#### Written instruction:
Lines that contain "Output" are to be counted; give only their number.

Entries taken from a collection
-------

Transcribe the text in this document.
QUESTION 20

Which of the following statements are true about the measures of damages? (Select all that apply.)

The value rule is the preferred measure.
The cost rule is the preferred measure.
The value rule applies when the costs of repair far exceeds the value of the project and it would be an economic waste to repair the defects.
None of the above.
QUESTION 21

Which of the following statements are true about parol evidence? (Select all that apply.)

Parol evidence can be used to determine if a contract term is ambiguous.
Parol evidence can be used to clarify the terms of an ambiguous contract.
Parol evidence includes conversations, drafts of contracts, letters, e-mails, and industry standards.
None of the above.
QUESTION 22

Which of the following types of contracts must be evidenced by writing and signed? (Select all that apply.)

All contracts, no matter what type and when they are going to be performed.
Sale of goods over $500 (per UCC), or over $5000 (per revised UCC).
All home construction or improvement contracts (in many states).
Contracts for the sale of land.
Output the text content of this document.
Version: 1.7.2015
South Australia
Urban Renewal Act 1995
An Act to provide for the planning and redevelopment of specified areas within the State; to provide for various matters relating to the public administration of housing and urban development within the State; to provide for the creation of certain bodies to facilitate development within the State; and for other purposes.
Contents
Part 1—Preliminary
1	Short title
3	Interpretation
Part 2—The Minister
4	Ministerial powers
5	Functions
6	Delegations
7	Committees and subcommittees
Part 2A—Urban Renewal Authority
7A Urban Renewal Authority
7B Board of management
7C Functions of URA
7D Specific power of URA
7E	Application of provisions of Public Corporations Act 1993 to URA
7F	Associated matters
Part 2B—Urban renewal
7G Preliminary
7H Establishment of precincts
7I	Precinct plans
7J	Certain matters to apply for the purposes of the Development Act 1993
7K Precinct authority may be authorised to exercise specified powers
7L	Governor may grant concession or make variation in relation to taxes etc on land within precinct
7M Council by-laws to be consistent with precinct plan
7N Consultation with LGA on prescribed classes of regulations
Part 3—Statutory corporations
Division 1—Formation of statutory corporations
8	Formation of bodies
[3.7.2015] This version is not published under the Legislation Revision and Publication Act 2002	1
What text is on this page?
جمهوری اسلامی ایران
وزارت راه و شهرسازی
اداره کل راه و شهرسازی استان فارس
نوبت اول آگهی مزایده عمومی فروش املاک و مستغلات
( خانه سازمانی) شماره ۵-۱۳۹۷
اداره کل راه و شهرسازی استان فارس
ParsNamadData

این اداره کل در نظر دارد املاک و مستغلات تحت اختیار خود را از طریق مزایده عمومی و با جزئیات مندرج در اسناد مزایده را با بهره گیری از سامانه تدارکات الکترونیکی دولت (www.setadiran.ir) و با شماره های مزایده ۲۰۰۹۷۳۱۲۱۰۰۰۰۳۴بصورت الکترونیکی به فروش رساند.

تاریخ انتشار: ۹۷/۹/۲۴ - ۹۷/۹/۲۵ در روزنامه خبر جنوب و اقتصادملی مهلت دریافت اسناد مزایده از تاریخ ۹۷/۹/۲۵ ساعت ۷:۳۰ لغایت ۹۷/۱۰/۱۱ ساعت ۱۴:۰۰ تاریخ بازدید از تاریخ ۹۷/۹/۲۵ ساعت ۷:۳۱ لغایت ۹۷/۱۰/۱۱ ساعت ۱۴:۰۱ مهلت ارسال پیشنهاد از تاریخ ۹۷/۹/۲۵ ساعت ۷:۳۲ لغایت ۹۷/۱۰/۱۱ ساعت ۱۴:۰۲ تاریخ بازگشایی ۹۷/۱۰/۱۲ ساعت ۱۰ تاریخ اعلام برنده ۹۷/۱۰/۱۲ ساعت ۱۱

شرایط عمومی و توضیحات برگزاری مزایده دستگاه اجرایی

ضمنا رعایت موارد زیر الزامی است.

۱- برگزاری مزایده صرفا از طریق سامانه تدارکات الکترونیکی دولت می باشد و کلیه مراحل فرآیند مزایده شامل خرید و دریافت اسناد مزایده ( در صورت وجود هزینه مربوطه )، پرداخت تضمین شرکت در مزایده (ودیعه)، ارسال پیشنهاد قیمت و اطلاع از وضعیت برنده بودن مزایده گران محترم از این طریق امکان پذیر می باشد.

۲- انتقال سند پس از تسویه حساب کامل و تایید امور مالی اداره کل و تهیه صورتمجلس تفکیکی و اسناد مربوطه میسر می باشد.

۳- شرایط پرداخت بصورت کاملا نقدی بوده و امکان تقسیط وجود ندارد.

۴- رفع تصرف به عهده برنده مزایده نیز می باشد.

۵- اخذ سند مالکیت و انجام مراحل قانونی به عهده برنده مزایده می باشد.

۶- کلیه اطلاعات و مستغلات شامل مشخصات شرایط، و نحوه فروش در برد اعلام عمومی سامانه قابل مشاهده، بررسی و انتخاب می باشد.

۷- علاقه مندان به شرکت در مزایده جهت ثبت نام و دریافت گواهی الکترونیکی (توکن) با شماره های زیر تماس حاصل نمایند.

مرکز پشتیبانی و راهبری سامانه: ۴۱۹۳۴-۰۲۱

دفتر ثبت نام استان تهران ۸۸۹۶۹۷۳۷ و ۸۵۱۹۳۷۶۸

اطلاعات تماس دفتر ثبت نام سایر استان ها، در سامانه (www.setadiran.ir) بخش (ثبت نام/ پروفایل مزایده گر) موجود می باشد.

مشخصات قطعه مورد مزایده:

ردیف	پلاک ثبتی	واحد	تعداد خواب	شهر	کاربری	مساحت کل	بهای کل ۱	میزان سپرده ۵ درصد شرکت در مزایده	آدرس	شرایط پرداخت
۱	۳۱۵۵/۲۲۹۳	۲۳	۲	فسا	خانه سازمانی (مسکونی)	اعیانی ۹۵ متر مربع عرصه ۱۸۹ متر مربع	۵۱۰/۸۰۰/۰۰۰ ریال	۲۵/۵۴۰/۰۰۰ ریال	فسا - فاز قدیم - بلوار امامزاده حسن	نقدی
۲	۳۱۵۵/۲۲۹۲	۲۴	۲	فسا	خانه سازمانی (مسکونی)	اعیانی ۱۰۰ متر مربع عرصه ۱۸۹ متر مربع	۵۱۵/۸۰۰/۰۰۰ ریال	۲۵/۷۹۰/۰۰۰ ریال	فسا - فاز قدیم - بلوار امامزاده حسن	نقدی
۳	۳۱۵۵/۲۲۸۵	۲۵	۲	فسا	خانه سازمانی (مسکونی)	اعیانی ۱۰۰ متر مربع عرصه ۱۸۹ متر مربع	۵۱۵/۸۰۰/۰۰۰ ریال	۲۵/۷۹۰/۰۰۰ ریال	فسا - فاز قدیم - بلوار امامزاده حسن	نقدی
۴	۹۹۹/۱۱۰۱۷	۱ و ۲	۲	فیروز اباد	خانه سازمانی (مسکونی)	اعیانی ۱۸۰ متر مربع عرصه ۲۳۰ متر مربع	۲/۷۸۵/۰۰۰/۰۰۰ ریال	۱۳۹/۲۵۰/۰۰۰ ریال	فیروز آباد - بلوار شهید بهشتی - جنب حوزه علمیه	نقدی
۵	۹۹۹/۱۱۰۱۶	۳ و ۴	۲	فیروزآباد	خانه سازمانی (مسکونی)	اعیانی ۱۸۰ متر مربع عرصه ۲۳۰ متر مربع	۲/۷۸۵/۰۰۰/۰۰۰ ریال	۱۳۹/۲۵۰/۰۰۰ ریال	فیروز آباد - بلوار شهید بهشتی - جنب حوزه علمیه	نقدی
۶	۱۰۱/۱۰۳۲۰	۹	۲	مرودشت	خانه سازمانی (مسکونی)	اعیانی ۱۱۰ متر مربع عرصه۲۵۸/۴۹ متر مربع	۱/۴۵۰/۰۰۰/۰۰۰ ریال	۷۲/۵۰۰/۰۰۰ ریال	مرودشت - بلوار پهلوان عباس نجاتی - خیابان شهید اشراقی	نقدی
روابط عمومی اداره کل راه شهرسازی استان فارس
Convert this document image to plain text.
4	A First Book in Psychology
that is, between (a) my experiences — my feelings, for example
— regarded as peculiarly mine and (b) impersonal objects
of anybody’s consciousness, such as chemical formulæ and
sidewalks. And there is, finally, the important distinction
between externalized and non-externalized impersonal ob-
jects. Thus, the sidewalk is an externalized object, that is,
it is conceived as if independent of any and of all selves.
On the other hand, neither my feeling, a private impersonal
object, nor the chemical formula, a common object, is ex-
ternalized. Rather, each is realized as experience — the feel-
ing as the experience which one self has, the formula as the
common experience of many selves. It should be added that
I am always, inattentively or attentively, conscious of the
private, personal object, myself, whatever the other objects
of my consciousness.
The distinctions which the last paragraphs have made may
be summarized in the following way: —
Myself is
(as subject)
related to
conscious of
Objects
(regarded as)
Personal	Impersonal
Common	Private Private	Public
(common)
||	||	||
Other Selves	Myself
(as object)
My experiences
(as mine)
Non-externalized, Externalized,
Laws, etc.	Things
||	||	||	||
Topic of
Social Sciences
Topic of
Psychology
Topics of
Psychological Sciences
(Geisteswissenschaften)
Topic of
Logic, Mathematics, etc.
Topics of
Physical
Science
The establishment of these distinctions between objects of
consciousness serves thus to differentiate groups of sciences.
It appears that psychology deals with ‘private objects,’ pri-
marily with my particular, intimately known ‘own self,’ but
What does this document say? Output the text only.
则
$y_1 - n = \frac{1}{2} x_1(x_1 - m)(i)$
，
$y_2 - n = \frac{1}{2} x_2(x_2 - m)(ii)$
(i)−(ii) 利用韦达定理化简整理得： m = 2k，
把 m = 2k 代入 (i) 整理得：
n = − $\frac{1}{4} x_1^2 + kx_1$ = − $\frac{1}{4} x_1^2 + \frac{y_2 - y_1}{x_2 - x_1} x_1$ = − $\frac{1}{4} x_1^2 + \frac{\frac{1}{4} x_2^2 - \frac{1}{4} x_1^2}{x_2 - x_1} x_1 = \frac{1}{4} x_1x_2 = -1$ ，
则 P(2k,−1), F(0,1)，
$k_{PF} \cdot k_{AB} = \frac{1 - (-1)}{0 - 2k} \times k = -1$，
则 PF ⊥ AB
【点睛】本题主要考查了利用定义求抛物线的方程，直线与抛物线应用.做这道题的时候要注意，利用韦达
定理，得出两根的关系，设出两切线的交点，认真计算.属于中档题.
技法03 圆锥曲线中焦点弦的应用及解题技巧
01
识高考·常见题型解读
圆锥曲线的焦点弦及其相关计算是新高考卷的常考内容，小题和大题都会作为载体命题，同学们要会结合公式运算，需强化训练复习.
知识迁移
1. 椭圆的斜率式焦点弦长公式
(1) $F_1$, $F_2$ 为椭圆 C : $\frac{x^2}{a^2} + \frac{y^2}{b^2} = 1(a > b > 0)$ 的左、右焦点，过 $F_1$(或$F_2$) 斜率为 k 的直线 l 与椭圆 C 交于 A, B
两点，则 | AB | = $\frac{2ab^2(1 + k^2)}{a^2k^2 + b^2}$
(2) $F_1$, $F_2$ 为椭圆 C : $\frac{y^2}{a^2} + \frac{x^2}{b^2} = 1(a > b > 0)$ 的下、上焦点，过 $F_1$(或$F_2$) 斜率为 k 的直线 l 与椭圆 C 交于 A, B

-------

#### Solution:
2